═══ Input ═══

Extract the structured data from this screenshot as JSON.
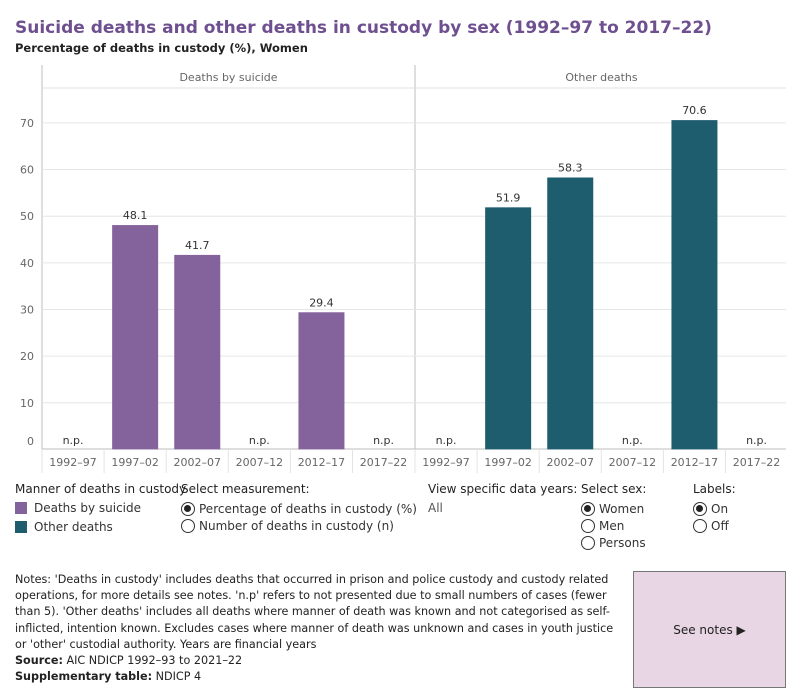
{
  "title": "Suicide deaths and other deaths in custody by sex (1992–97 to 2017–22)",
  "subtitle": "Percentage of deaths in custody (%), Women",
  "colors": {
    "suicide": "#84629b",
    "other": "#1e5d6e",
    "title": "#6e4f8f",
    "grid": "#e6e6e6",
    "panel_border": "#bdbdbd"
  },
  "chart_data": {
    "type": "bar",
    "categories": [
      "1992–97",
      "1997–02",
      "2002–07",
      "2007–12",
      "2012–17",
      "2017–22"
    ],
    "panels": [
      {
        "name": "Deaths by suicide",
        "color_key": "suicide",
        "values": [
          null,
          48.1,
          41.7,
          null,
          29.4,
          null
        ]
      },
      {
        "name": "Other deaths",
        "color_key": "other",
        "values": [
          null,
          51.9,
          58.3,
          null,
          70.6,
          null
        ]
      }
    ],
    "value_labels": {
      "Deaths by suicide": [
        "n.p.",
        "48.1",
        "41.7",
        "n.p.",
        "29.4",
        "n.p."
      ],
      "Other deaths": [
        "n.p.",
        "51.9",
        "58.3",
        "n.p.",
        "70.6",
        "n.p."
      ]
    },
    "ylim": [
      0,
      80
    ],
    "yticks": [
      0,
      10,
      20,
      30,
      40,
      50,
      60,
      70
    ],
    "grid": true
  },
  "legend": {
    "title": "Manner of deaths in custody",
    "items": [
      {
        "label": "Deaths by suicide",
        "color": "#84629b"
      },
      {
        "label": "Other deaths",
        "color": "#1e5d6e"
      }
    ]
  },
  "measurement": {
    "title": "Select measurement:",
    "options": [
      {
        "label": "Percentage of deaths in custody (%)",
        "selected": true
      },
      {
        "label": "Number of deaths in custody (n)",
        "selected": false
      }
    ]
  },
  "years": {
    "title": "View specific data years:",
    "value": "All"
  },
  "sex": {
    "title": "Select sex:",
    "options": [
      {
        "label": "Women",
        "selected": true
      },
      {
        "label": "Men",
        "selected": false
      },
      {
        "label": "Persons",
        "selected": false
      }
    ]
  },
  "labels": {
    "title": "Labels:",
    "options": [
      {
        "label": "On",
        "selected": true
      },
      {
        "label": "Off",
        "selected": false
      }
    ]
  },
  "notes": {
    "label": "Notes:",
    "text": "'Deaths in custody' includes deaths that occurred in prison and police custody and custody related operations, for more details see notes. 'n.p' refers to not presented due to small numbers of cases (fewer than 5). 'Other deaths' includes all deaths where manner of death was known and not categorised as self-inflicted, intention known. Excludes cases where manner of death was unknown and cases in youth justice or 'other' custodial authority. Years are financial years",
    "source_label": "Source:",
    "source": "AIC NDICP 1992–93 to 2021–22",
    "supp_label": "Supplementary table:",
    "supp": "NDICP 4"
  },
  "see_notes": "See notes ▶"
}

═══

#### [Aim of the exercise]
Go through the entries above and print each one exactly, minus the pictures.

#### [The result]
Extract the structured data from this screenshot as JSON.
{
  "title": "Suicide deaths and other deaths in custody by sex (1992–97 to 2017–22)",
  "subtitle": "Percentage of deaths in custody (%), Women",
  "colors": {
    "suicide": "#84629b",
    "other": "#1e5d6e",
    "title": "#6e4f8f",
    "grid": "#e6e6e6",
    "panel_border": "#bdbdbd"
  },
  "chart_data": {
    "type": "bar",
    "categories": [
      "1992–97",
      "1997–02",
      "2002–07",
      "2007–12",
      "2012–17",
      "2017–22"
    ],
    "panels": [
      {
        "name": "Deaths by suicide",
        "color_key": "suicide",
        "values": [
          null,
          48.1,
          41.7,
          null,
          29.4,
          null
        ]
      },
      {
        "name": "Other deaths",
        "color_key": "other",
        "values": [
          null,
          51.9,
          58.3,
          null,
          70.6,
          null
        ]
      }
    ],
    "value_labels": {
      "Deaths by suicide": [
        "n.p.",
        "48.1",
        "41.7",
        "n.p.",
        "29.4",
        "n.p."
      ],
      "Other deaths": [
        "n.p.",
        "51.9",
        "58.3",
        "n.p.",
        "70.6",
        "n.p."
      ]
    },
    "ylim": [
      0,
      80
    ],
    "yticks": [
      0,
      10,
      20,
      30,
      40,
      50,
      60,
      70
    ],
    "grid": true
  },
  "legend": {
    "title": "Manner of deaths in custody",
    "items": [
      {
        "label": "Deaths by suicide",
        "color": "#84629b"
      },
      {
        "label": "Other deaths",
        "color": "#1e5d6e"
      }
    ]
  },
  "measurement": {
    "title": "Select measurement:",
    "options": [
      {
        "label": "Percentage of deaths in custody (%)",
        "selected": true
      },
      {
        "label": "Number of deaths in custody (n)",
        "selected": false
      }
    ]
  },
  "years": {
    "title": "View specific data years:",
    "value": "All"
  },
  "sex": {
    "title": "Select sex:",
    "options": [
      {
        "label": "Women",
        "selected": true
      },
      {
        "label": "Men",
        "selected": false
      },
      {
        "label": "Persons",
        "selected": false
      }
    ]
  },
  "labels": {
    "title": "Labels:",
    "options": [
      {
        "label": "On",
        "selected": true
      },
      {
        "label": "Off",
        "selected": false
      }
    ]
  },
  "notes": {
    "label": "Notes:",
    "text": "'Deaths in custody' includes deaths that occurred in prison and police custody and custody related operations, for more details see notes. 'n.p' refers to not presented due to small numbers of cases (fewer than 5). 'Other deaths' includes all deaths where manner of death was known and not categorised as self-inflicted, intention known. Excludes cases where manner of death was unknown and cases in youth justice or 'other' custodial authority. Years are financial years",
    "source_label": "Source:",
    "source": "AIC NDICP 1992–93 to 2021–22",
    "supp_label": "Supplementary table:",
    "supp": "NDICP 4"
  },
  "see_notes": "See notes ▶"
}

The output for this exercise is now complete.